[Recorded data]
=======

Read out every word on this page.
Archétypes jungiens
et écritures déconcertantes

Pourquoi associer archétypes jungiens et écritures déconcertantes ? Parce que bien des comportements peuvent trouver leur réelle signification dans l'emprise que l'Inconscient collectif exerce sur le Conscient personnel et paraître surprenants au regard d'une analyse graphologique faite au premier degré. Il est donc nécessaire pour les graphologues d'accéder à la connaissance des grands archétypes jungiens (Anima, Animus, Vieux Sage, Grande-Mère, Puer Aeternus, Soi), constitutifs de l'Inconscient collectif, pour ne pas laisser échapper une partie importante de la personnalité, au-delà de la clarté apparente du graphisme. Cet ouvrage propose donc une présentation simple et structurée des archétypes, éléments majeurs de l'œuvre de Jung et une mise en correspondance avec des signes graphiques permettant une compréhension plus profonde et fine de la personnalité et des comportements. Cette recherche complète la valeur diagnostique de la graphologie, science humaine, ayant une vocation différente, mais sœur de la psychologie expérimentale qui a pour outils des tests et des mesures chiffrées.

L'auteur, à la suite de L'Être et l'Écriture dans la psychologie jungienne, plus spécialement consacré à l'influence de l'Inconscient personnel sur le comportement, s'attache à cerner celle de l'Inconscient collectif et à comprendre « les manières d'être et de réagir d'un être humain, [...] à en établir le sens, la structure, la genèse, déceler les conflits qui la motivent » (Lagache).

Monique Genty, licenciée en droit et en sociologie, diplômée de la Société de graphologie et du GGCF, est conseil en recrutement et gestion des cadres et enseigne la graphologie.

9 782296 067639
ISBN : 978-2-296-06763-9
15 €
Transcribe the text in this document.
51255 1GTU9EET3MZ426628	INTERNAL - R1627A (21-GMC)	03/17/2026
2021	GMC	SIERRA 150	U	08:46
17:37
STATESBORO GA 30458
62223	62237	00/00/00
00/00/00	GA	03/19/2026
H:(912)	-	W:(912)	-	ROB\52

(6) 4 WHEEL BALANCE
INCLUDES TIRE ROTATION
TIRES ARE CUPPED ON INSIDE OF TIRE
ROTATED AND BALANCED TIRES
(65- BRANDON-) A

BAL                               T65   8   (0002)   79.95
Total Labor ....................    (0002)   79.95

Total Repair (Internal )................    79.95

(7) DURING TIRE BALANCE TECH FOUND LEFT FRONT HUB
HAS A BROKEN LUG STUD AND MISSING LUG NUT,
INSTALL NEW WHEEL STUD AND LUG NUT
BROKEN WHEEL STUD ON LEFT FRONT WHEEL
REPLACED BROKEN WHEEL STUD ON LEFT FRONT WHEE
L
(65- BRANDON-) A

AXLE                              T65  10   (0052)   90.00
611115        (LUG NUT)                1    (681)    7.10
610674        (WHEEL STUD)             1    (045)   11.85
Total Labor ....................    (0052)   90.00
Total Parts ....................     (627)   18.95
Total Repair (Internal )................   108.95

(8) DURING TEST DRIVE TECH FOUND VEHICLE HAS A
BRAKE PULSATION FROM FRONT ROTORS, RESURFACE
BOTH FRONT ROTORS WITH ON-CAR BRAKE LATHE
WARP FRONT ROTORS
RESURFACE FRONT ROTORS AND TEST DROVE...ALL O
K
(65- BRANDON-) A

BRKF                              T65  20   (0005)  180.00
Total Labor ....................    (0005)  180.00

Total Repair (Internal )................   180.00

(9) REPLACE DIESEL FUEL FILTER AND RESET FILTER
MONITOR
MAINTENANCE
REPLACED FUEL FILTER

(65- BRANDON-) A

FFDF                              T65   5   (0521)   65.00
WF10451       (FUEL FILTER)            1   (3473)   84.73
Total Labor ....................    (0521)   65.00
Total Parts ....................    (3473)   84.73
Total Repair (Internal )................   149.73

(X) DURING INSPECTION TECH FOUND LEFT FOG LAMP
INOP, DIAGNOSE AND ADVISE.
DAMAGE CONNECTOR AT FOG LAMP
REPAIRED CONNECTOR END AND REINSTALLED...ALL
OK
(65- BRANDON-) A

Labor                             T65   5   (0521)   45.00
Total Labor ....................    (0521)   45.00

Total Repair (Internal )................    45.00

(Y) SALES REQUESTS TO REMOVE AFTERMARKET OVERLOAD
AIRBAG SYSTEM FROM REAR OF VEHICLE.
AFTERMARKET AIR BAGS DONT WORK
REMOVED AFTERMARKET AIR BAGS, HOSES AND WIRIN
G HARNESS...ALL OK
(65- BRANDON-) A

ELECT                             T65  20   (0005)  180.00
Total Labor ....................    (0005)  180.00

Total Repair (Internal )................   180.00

=======

### Task description
The records above should be duplicated in full, exactly as given.

### Answer to this problem
Read out every word on this page.
Archétypes jungiens
et écritures déconcertantes

Pourquoi associer archétypes jungiens et écritures déconcertantes ? Parce que bien des comportements peuvent trouver leur réelle signification dans l'emprise que l'Inconscient collectif exerce sur le Conscient personnel et paraître surprenants au regard d'une analyse graphologique faite au premier degré. Il est donc nécessaire pour les graphologues d'accéder à la connaissance des grands archétypes jungiens (Anima, Animus, Vieux Sage, Grande-Mère, Puer Aeternus, Soi), constitutifs de l'Inconscient collectif, pour ne pas laisser échapper une partie importante de la personnalité, au-delà de la clarté apparente du graphisme. Cet ouvrage propose donc une présentation simple et structurée des archétypes, éléments majeurs de l'œuvre de Jung et une mise en correspondance avec des signes graphiques permettant une compréhension plus profonde et fine de la personnalité et des comportements. Cette recherche complète la valeur diagnostique de la graphologie, science humaine, ayant une vocation différente, mais sœur de la psychologie expérimentale qui a pour outils des tests et des mesures chiffrées.

L'auteur, à la suite de L'Être et l'Écriture dans la psychologie jungienne, plus spécialement consacré à l'influence de l'Inconscient personnel sur le comportement, s'attache à cerner celle de l'Inconscient collectif et à comprendre « les manières d'être et de réagir d'un être humain, [...] à en établir le sens, la structure, la genèse, déceler les conflits qui la motivent » (Lagache).

Monique Genty, licenciée en droit et en sociologie, diplômée de la Société de graphologie et du GGCF, est conseil en recrutement et gestion des cadres et enseigne la graphologie.

9 782296 067639
ISBN : 978-2-296-06763-9
15 €
Transcribe the text in this document.
51255 1GTU9EET3MZ426628	INTERNAL - R1627A (21-GMC)	03/17/2026
2021	GMC	SIERRA 150	U	08:46
17:37
STATESBORO GA 30458
62223	62237	00/00/00
00/00/00	GA	03/19/2026
H:(912)	-	W:(912)	-	ROB\52

(6) 4 WHEEL BALANCE
INCLUDES TIRE ROTATION
TIRES ARE CUPPED ON INSIDE OF TIRE
ROTATED AND BALANCED TIRES
(65- BRANDON-) A

BAL                               T65   8   (0002)   79.95
Total Labor ....................    (0002)   79.95

Total Repair (Internal )................    79.95

(7) DURING TIRE BALANCE TECH FOUND LEFT FRONT HUB
HAS A BROKEN LUG STUD AND MISSING LUG NUT,
INSTALL NEW WHEEL STUD AND LUG NUT
BROKEN WHEEL STUD ON LEFT FRONT WHEEL
REPLACED BROKEN WHEEL STUD ON LEFT FRONT WHEE
L
(65- BRANDON-) A

AXLE                              T65  10   (0052)   90.00
611115        (LUG NUT)                1    (681)    7.10
610674        (WHEEL STUD)             1    (045)   11.85
Total Labor ....................    (0052)   90.00
Total Parts ....................     (627)   18.95
Total Repair (Internal )................   108.95

(8) DURING TEST DRIVE TECH FOUND VEHICLE HAS A
BRAKE PULSATION FROM FRONT ROTORS, RESURFACE
BOTH FRONT ROTORS WITH ON-CAR BRAKE LATHE
WARP FRONT ROTORS
RESURFACE FRONT ROTORS AND TEST DROVE...ALL O
K
(65- BRANDON-) A

BRKF                              T65  20   (0005)  180.00
Total Labor ....................    (0005)  180.00

Total Repair (Internal )................   180.00

(9) REPLACE DIESEL FUEL FILTER AND RESET FILTER
MONITOR
MAINTENANCE
REPLACED FUEL FILTER

(65- BRANDON-) A

FFDF                              T65   5   (0521)   65.00
WF10451       (FUEL FILTER)            1   (3473)   84.73
Total Labor ....................    (0521)   65.00
Total Parts ....................    (3473)   84.73
Total Repair (Internal )................   149.73

(X) DURING INSPECTION TECH FOUND LEFT FOG LAMP
INOP, DIAGNOSE AND ADVISE.
DAMAGE CONNECTOR AT FOG LAMP
REPAIRED CONNECTOR END AND REINSTALLED...ALL
OK
(65- BRANDON-) A

Labor                             T65   5   (0521)   45.00
Total Labor ....................    (0521)   45.00

Total Repair (Internal )................    45.00

(Y) SALES REQUESTS TO REMOVE AFTERMARKET OVERLOAD
AIRBAG SYSTEM FROM REAR OF VEHICLE.
AFTERMARKET AIR BAGS DONT WORK
REMOVED AFTERMARKET AIR BAGS, HOSES AND WIRIN
G HARNESS...ALL OK
(65- BRANDON-) A

ELECT                             T65  20   (0005)  180.00
Total Labor ....................    (0005)  180.00

Total Repair (Internal )................   180.00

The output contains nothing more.